- [Exercise requirements] Copy out verbatim the part below that opens with the line containing "Patent image size: (994, 627)." and closes with the line containing "The second zero-crossing detection unit 312 is", including both of those lines.

- [Records for this exercise]
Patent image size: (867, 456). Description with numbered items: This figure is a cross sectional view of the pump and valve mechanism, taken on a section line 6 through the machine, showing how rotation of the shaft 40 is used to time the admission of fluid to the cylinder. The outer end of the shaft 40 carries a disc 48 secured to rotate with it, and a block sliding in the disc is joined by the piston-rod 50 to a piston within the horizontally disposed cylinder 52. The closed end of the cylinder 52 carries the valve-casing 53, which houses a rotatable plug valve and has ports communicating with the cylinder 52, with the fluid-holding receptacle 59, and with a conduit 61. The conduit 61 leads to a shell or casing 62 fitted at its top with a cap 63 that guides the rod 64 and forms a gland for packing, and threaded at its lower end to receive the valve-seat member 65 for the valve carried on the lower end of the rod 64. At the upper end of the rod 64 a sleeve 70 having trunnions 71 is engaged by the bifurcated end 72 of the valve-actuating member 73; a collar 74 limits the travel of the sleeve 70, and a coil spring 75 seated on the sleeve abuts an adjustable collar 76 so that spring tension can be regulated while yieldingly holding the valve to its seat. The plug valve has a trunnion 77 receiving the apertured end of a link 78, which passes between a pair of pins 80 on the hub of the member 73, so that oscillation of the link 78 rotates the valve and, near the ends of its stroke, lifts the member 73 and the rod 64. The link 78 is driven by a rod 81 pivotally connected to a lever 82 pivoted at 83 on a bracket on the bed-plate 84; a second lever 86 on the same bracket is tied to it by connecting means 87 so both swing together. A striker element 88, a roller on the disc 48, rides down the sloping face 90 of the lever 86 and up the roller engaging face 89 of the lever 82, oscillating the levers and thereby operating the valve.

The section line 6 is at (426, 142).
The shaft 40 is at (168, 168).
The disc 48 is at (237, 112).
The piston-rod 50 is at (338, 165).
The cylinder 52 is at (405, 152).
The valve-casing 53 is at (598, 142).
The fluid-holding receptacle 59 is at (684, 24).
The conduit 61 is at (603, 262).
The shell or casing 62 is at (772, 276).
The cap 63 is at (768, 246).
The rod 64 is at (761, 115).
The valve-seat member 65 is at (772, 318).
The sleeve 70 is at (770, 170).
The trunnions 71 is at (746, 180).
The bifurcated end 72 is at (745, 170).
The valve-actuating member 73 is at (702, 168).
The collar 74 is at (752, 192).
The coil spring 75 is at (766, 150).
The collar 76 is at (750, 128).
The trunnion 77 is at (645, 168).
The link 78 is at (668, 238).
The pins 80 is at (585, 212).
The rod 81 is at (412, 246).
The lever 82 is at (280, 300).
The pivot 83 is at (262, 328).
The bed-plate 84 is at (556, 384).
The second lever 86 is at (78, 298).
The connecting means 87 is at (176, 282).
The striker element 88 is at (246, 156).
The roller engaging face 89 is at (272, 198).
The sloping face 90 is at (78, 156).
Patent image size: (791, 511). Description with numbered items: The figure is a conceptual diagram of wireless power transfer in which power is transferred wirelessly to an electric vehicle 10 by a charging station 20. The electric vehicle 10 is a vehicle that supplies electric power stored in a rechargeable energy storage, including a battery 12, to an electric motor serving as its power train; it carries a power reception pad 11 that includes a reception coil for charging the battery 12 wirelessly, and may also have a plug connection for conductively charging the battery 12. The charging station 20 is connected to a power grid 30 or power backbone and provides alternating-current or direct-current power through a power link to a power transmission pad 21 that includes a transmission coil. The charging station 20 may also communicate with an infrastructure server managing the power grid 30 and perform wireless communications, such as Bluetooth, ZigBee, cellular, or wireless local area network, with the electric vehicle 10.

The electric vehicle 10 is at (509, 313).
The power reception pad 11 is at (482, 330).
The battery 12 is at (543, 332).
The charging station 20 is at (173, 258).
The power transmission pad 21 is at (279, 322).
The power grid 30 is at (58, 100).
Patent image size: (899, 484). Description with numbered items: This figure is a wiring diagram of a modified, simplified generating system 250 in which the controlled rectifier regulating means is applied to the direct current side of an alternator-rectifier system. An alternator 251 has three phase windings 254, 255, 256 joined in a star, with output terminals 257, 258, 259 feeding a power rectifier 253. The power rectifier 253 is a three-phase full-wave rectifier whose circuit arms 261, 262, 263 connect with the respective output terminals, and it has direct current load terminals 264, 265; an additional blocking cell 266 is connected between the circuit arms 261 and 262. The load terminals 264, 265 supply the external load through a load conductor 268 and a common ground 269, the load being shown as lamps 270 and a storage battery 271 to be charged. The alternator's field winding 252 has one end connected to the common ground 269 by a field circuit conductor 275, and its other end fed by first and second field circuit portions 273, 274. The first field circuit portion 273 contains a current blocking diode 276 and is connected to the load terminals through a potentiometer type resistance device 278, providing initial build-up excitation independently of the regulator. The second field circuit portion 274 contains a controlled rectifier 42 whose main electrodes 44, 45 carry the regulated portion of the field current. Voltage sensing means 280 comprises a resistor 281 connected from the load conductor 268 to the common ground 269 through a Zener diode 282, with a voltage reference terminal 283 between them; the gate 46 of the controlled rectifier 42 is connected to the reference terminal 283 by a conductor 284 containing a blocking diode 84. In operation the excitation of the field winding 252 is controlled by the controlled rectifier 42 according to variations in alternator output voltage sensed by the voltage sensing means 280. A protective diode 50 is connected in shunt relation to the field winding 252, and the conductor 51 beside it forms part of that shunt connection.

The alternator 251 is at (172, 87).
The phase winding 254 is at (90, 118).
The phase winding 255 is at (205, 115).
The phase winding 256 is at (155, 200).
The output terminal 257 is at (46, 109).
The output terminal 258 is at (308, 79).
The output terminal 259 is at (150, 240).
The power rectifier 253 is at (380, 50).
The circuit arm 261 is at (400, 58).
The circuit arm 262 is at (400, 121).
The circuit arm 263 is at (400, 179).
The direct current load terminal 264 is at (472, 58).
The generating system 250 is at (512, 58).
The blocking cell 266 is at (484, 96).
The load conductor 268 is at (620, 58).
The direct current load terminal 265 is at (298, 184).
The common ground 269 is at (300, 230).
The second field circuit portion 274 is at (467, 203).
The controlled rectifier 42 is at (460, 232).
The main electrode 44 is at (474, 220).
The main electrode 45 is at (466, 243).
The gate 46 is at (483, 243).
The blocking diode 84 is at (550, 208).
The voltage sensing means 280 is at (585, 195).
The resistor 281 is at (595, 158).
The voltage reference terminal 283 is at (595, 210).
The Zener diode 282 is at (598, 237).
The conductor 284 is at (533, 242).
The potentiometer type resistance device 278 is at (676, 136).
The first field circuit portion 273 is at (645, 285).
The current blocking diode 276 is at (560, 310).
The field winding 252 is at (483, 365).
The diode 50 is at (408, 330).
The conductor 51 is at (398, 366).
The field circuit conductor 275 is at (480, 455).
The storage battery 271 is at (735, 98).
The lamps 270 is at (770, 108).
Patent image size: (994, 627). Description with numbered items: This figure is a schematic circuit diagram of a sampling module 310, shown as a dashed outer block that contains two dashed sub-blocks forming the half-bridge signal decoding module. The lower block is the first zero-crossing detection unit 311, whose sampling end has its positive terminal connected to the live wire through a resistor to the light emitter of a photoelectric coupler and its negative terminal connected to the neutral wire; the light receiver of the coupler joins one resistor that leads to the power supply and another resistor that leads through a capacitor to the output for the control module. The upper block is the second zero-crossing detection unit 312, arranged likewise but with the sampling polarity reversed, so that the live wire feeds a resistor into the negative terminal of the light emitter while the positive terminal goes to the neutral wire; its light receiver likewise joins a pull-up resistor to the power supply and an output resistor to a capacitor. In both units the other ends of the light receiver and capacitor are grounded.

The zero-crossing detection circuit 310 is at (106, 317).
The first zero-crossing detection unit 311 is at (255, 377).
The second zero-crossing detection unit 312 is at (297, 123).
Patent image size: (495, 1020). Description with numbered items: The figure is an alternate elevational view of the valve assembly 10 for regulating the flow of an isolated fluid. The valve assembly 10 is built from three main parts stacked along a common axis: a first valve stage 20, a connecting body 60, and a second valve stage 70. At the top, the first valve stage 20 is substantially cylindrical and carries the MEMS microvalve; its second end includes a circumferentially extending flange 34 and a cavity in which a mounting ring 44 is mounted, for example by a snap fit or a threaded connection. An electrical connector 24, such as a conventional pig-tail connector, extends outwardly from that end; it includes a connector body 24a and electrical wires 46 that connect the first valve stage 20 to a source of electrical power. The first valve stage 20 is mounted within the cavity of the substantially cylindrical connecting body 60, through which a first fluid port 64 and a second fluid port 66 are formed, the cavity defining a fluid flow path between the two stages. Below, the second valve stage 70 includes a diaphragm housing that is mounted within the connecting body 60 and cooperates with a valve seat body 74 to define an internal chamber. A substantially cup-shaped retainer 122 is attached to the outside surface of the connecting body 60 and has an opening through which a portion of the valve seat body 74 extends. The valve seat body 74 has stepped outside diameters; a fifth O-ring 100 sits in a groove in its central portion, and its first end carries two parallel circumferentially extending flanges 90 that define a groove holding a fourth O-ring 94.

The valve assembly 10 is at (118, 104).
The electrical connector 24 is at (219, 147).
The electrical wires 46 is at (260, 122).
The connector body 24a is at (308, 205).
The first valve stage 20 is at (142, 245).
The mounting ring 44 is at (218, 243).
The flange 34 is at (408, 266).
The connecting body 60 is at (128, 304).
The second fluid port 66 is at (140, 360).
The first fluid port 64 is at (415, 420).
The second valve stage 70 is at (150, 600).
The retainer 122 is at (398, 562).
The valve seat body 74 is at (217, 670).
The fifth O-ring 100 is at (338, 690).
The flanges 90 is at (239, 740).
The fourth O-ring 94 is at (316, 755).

- [Exercise answer]
Patent image size: (994, 627). Description with numbered items: This figure is a schematic circuit diagram of a sampling module 310, shown as a dashed outer block that contains two dashed sub-blocks forming the half-bridge signal decoding module. The lower block is the first zero-crossing detection unit 311, whose sampling end has its positive terminal connected to the live wire through a resistor to the light emitter of a photoelectric coupler and its negative terminal connected to the neutral wire; the light receiver of the coupler joins one resistor that leads to the power supply and another resistor that leads through a capacitor to the output for the control module. The upper block is the second zero-crossing detection unit 312, arranged likewise but with the sampling polarity reversed, so that the live wire feeds a resistor into the negative terminal of the light emitter while the positive terminal goes to the neutral wire; its light receiver likewise joins a pull-up resistor to the power supply and an output resistor to a capacitor. In both units the other ends of the light receiver and capacitor are grounded.

The zero-crossing detection circuit 310 is at (106, 317).
The first zero-crossing detection unit 311 is at (255, 377).
The second zero-crossing detection unit 312 is at (297, 123).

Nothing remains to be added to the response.